Provided text -

UNIVERSITY PLACE, Wash. — This University Place school now has something it never had before, a Black Student Union. And it is thanks to three young activists.

Three students at Curtis High School decided they needed an organization as a refuge for students of color.

So, in the fall of 2020, they created the first Black Student Union in the University Place School District.

One of those students won a national scholarship devoted to activism and social change.

It likely comes as no surprise that nearly half the students in the University Place school district are white. But more than 9% are African American, too.

And that sometimes made Curtis High School an uncomfortable place for Jala Ward.

“A lot of micro-aggressions,” said Jala. “Comments about my eyes, my hair.”

For Karrington Smith.

“Questions of like my capability to achieve things,” she said.

For Monique Evans, too.

“For myself personally,” said Monique, “there were only like a couple of instances and were like, I really like recognized that I was like seen differently.”

The three friends had long had conversations about the need for a black student organization at Curtis High.

Then in May of 2020, George Floyd was murdered by a Minneapolis Police officer, sparking protests that pushed the Black Lives Matter Movement to the forefront across the world.

“I think that was just like a warning to us, I guess,” said Jala, “that we needed to do something in our community to create some kind of change.”

Dataset content -
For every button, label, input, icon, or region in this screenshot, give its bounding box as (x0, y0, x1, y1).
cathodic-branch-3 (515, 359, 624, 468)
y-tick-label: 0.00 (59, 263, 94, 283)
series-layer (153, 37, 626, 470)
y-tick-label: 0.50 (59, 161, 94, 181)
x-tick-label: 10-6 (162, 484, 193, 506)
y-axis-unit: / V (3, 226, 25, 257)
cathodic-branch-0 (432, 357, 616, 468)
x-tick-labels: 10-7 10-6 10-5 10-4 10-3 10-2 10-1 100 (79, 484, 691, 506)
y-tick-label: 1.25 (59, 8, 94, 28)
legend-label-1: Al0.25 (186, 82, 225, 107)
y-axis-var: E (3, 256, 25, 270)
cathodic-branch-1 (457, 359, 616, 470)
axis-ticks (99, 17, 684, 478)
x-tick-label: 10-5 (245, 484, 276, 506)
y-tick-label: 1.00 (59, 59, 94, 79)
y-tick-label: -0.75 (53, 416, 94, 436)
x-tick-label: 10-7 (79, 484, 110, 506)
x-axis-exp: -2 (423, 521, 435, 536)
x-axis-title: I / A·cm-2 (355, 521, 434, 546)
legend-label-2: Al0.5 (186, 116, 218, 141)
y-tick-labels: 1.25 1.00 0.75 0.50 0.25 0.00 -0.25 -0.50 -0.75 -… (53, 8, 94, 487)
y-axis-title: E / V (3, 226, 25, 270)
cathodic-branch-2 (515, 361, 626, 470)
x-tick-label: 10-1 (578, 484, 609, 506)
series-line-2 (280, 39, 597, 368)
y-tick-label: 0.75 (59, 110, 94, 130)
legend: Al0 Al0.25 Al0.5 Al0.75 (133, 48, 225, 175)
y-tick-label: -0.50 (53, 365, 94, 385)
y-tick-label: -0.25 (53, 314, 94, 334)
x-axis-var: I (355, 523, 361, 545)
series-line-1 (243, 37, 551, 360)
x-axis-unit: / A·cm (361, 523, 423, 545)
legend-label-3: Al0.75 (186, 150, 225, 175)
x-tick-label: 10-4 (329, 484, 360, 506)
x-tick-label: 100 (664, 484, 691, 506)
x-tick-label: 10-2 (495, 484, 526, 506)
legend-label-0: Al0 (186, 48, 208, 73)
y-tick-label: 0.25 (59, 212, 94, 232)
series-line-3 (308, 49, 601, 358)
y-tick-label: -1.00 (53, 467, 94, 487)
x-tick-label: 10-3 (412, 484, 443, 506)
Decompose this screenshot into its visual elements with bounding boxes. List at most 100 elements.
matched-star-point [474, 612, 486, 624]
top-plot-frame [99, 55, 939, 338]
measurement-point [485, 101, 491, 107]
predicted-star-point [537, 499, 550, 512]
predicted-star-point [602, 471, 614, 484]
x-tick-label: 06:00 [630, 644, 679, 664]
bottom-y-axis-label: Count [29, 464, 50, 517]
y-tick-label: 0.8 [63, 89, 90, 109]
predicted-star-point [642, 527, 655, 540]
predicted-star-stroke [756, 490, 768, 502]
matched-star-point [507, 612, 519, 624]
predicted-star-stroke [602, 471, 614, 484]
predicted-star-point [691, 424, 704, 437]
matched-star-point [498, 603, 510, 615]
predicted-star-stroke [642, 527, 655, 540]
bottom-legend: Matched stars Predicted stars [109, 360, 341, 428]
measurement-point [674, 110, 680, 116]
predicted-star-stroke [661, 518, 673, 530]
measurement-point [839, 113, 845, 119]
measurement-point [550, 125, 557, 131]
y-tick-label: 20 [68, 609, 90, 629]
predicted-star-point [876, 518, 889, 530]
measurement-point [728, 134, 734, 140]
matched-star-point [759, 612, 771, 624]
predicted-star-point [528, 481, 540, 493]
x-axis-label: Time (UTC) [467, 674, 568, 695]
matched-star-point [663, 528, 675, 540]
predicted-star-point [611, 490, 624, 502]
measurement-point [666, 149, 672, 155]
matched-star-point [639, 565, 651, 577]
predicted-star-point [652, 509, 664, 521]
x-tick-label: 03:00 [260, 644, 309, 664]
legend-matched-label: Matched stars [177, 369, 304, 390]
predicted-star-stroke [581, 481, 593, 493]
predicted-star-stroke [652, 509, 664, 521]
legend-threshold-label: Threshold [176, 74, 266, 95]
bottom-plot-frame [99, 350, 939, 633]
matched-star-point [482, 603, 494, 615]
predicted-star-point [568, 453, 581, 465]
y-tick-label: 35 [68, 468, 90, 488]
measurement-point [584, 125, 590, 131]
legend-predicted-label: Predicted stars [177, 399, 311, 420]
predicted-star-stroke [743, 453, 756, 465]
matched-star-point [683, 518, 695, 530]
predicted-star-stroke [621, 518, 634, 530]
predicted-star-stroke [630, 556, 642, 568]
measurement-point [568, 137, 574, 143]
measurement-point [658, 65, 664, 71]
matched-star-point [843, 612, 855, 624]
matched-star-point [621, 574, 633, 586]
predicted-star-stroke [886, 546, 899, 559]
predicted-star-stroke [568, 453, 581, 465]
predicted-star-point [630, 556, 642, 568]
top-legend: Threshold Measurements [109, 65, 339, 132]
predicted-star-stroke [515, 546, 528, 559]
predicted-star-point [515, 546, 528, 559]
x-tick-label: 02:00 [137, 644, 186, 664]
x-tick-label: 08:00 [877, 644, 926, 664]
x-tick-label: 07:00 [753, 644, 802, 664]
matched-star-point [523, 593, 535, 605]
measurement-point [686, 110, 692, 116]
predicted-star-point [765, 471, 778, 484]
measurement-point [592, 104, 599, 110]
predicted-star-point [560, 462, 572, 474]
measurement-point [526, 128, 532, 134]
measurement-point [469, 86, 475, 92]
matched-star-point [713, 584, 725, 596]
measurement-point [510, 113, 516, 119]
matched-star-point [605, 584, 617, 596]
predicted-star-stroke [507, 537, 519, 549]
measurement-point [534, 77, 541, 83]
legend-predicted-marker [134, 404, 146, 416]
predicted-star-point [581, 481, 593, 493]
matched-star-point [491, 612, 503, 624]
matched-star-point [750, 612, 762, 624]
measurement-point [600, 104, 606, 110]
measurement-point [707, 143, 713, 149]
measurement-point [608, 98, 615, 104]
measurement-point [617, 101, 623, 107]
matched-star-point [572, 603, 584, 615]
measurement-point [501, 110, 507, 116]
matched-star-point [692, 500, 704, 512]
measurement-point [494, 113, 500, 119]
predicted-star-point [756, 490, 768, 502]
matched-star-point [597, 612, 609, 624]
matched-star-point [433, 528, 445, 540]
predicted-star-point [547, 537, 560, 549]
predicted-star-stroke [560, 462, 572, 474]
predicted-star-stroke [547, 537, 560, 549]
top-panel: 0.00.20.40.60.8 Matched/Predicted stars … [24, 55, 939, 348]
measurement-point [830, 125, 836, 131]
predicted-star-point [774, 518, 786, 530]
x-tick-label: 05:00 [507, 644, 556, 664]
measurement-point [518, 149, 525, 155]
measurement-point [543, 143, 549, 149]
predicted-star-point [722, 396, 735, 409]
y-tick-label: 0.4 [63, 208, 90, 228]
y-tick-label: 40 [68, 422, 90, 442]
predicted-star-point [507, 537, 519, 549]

Problem set -
1. Translate this sentence from the text about the Curtis High School Black Student Union into Spanish: "Three students at Curtis High School decided they needed an organization as a refuge for students of color."
2. Carry on the text about the Curtis High School Black Student Union with the next few paragraphs.
The rows were taken from a different source than the text.

Task responses -
1. Tres estudiantes de Curtis High School decidieron que necesitaban una organización como refugio para los estudiantes de color.

2.
That change blossomed into the Curtis High School Black Student Union, the first ever in University Place.

But first, they needed the administrators’ approval.

“I think that was one of their biggest concerns was like creating segregation,” said Monique. “So, that is why we opened it and we were welcome, we welcomed anyone regardless of their race.”

“And then I think we had our first meeting,” said Karrington, “I want to say like, late October, early November. And it just kind of snowballed from there.”

And they were in for a surprise.

“We also didn’t expect a lot of students that were not POC to join,” Karrington said.

But join, they did. So that mean the Black Student Union had more people than black students in it.

“Oh yeah,” said Karrington, “actually because we are a school that is predominantly white.”

Their efforts won Jala a $1,000 activism scholarship from the National Society of High School Scholars.

“Yeah, I did not expect to get that,” she said. “It was like five people (from across the country).”

Jala Ward is now at a college in Colorado. But almost certainly, the lessons of activism, of making a difference, will stay with her a lifetime.

“I feel like we’ve always been activists and advocates in some ways,” she said.

And now they have a legacy at her old high school, too.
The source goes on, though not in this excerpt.